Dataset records
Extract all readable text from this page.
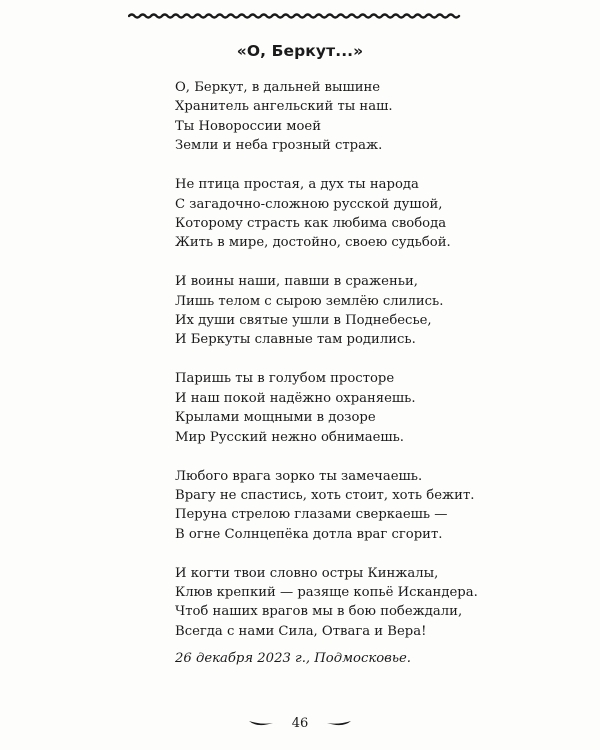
«О, Беркут...»
О, Беркут, в дальней вышине
Хранитель ангельский ты наш.
Ты Новороссии моей
Земли и неба грозный страж.
Не птица простая, а дух ты народа
С загадочно-сложною русской душой,
Которому страсть как любима свобода
Жить в мире, достойно, своею судьбой.
И воины наши, павши в сраженьи,
Лишь телом с сырою землёю слились.
Их души святые ушли в Поднебесье,
И Беркуты славные там родились.
Паришь ты в голубом просторе
И наш покой надёжно охраняешь.
Крылами мощными в дозоре
Мир Русский нежно обнимаешь.
Любого врага зорко ты замечаешь.
Врагу не спастись, хоть стоит, хоть бежит.
Перуна стрелою глазами сверкаешь —
В огне Солнцепёка дотла враг сгорит.
И когти твои словно остры Кинжалы,
Клюв крепкий — разяще копьё Искандера.
Чтоб наших врагов мы в бою побеждали,
Всегда с нами Сила, Отвага и Вера!
26 декабря 2023 г., Подмосковье.
46
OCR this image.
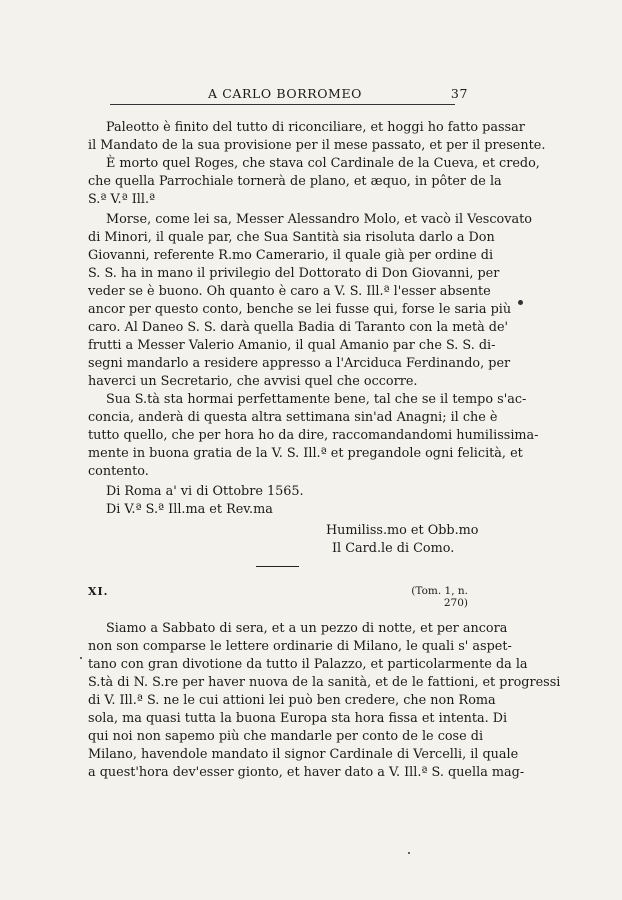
A CARLO BORROMEO	37
Paleotto è finito del tutto di riconciliare, et hoggi ho fatto passar
il Mandato de la sua provisione per il mese passato, et per il presente.
È morto quel Roges, che stava col Cardinale de la Cueva, et credo,
che quella Parrochiale tornerà de plano, et æquo, in pôter de la
S.ª V.ª Ill.ª
Morse, come lei sa, Messer Alessandro Molo, et vacò il Vescovato
di Minori, il quale par, che Sua Santità sia risoluta darlo a Don
Giovanni, referente R.mo Camerario, il quale già per ordine di
S. S. ha in mano il privilegio del Dottorato di Don Giovanni, per
veder se è buono. Oh quanto è caro a V. S. Ill.ª l'esser absente
ancor per questo conto, benche se lei fusse qui, forse le saria più
caro. Al Daneo S. S. darà quella Badia di Taranto con la metà de'
frutti a Messer Valerio Amanio, il qual Amanio par che S. S. di-
segni mandarlo a residere appresso a l'Arciduca Ferdinando, per
haverci un Secretario, che avvisi quel che occorre.
Sua S.tà sta hormai perfettamente bene, tal che se il tempo s'ac-
concia, anderà di questa altra settimana sin'ad Anagni; il che è
tutto quello, che per hora ho da dire, raccomandandomi humilissima-
mente in buona gratia de la V. S. Ill.ª et pregandole ogni felicità, et
contento.
Di Roma a' vi di Ottobre 1565.
Di V.ª S.ª Ill.ma et Rev.ma
Humiliss.mo et Obb.mo
Il Card.le di Como.
XI.	(Tom. 1, n. 270)
Siamo a Sabbato di sera, et a un pezzo di notte, et per ancora
non son comparse le lettere ordinarie di Milano, le quali s' aspet-
tano con gran divotione da tutto il Palazzo, et particolarmente da la
S.tà di N. S.re per haver nuova de la sanità, et de le fattioni, et progressi
di V. Ill.ª S. ne le cui attioni lei può ben credere, che non Roma
sola, ma quasi tutta la buona Europa sta hora fissa et intenta. Di
qui noi non sapemo più che mandarle per conto de le cose di
Milano, havendole mandato il signor Cardinale di Vercelli, il quale
a quest'hora dev'esser gionto, et haver dato a V. Ill.ª S. quella mag-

The task — Each entry should be repeated exactly as it appears; the pictures stay out.

Reply to the task —
Extract all readable text from this page.
«О, Беркут...»
О, Беркут, в дальней вышине
Хранитель ангельский ты наш.
Ты Новороссии моей
Земли и неба грозный страж.
Не птица простая, а дух ты народа
С загадочно-сложною русской душой,
Которому страсть как любима свобода
Жить в мире, достойно, своею судьбой.
И воины наши, павши в сраженьи,
Лишь телом с сырою землёю слились.
Их души святые ушли в Поднебесье,
И Беркуты славные там родились.
Паришь ты в голубом просторе
И наш покой надёжно охраняешь.
Крылами мощными в дозоре
Мир Русский нежно обнимаешь.
Любого врага зорко ты замечаешь.
Врагу не спастись, хоть стоит, хоть бежит.
Перуна стрелою глазами сверкаешь —
В огне Солнцепёка дотла враг сгорит.
И когти твои словно остры Кинжалы,
Клюв крепкий — разяще копьё Искандера.
Чтоб наших врагов мы в бою побеждали,
Всегда с нами Сила, Отвага и Вера!
26 декабря 2023 г., Подмосковье.
46
OCR this image.
A CARLO BORROMEO	37
Paleotto è finito del tutto di riconciliare, et hoggi ho fatto passar
il Mandato de la sua provisione per il mese passato, et per il presente.
È morto quel Roges, che stava col Cardinale de la Cueva, et credo,
che quella Parrochiale tornerà de plano, et æquo, in pôter de la
S.ª V.ª Ill.ª
Morse, come lei sa, Messer Alessandro Molo, et vacò il Vescovato
di Minori, il quale par, che Sua Santità sia risoluta darlo a Don
Giovanni, referente R.mo Camerario, il quale già per ordine di
S. S. ha in mano il privilegio del Dottorato di Don Giovanni, per
veder se è buono. Oh quanto è caro a V. S. Ill.ª l'esser absente
ancor per questo conto, benche se lei fusse qui, forse le saria più
caro. Al Daneo S. S. darà quella Badia di Taranto con la metà de'
frutti a Messer Valerio Amanio, il qual Amanio par che S. S. di-
segni mandarlo a residere appresso a l'Arciduca Ferdinando, per
haverci un Secretario, che avvisi quel che occorre.
Sua S.tà sta hormai perfettamente bene, tal che se il tempo s'ac-
concia, anderà di questa altra settimana sin'ad Anagni; il che è
tutto quello, che per hora ho da dire, raccomandandomi humilissima-
mente in buona gratia de la V. S. Ill.ª et pregandole ogni felicità, et
contento.
Di Roma a' vi di Ottobre 1565.
Di V.ª S.ª Ill.ma et Rev.ma
Humiliss.mo et Obb.mo
Il Card.le di Como.
XI.	(Tom. 1, n. 270)
Siamo a Sabbato di sera, et a un pezzo di notte, et per ancora
non son comparse le lettere ordinarie di Milano, le quali s' aspet-
tano con gran divotione da tutto il Palazzo, et particolarmente da la
S.tà di N. S.re per haver nuova de la sanità, et de le fattioni, et progressi
di V. Ill.ª S. ne le cui attioni lei può ben credere, che non Roma
sola, ma quasi tutta la buona Europa sta hora fissa et intenta. Di
qui noi non sapemo più che mandarle per conto de le cose di
Milano, havendole mandato il signor Cardinale di Vercelli, il quale
a quest'hora dev'esser gionto, et haver dato a V. Ill.ª S. quella mag-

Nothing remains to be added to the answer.